■ **TASK DESCRIPTION**:
Gather all lines in the entries that include the word "Cadastros".

■ **SUPPLIED RECORDS**:
▬▬▬
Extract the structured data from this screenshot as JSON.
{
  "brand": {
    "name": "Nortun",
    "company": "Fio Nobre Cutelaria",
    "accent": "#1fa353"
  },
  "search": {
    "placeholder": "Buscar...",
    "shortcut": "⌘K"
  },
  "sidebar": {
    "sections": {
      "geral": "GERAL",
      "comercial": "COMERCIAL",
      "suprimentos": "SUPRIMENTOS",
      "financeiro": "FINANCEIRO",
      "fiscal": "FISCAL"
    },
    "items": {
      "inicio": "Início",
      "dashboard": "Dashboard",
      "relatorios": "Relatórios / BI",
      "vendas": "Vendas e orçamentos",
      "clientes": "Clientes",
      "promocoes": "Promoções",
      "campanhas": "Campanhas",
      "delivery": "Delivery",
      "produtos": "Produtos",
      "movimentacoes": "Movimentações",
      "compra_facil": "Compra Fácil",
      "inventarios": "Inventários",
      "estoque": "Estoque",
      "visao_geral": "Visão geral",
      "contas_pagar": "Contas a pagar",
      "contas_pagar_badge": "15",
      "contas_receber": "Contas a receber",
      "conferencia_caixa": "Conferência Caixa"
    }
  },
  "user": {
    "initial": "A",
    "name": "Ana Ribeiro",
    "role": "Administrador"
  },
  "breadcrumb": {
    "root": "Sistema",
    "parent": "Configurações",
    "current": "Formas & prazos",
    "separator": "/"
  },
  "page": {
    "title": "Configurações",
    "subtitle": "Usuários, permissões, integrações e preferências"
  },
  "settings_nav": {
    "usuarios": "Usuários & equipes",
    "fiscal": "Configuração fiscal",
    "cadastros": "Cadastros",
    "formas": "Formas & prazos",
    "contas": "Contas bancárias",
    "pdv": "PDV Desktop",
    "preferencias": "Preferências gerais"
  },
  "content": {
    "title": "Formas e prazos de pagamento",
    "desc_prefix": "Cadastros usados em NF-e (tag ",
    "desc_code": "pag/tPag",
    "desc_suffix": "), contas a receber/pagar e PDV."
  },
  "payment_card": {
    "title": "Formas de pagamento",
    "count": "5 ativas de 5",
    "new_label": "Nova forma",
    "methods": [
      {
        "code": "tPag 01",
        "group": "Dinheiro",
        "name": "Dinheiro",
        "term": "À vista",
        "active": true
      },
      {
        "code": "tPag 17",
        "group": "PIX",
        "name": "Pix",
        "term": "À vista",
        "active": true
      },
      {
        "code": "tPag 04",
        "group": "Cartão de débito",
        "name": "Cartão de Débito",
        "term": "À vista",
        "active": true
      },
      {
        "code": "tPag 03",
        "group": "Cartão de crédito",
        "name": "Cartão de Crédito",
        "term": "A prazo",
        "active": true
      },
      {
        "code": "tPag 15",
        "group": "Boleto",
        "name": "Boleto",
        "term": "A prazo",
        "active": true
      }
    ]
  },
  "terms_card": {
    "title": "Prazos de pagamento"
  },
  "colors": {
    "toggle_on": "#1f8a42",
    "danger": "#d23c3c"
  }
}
▬▬▬
■ **COMPLETE ANSWER**:
    "cadastros": "Cadastros",
    "desc_prefix": "Cadastros usados em NF-e (tag ",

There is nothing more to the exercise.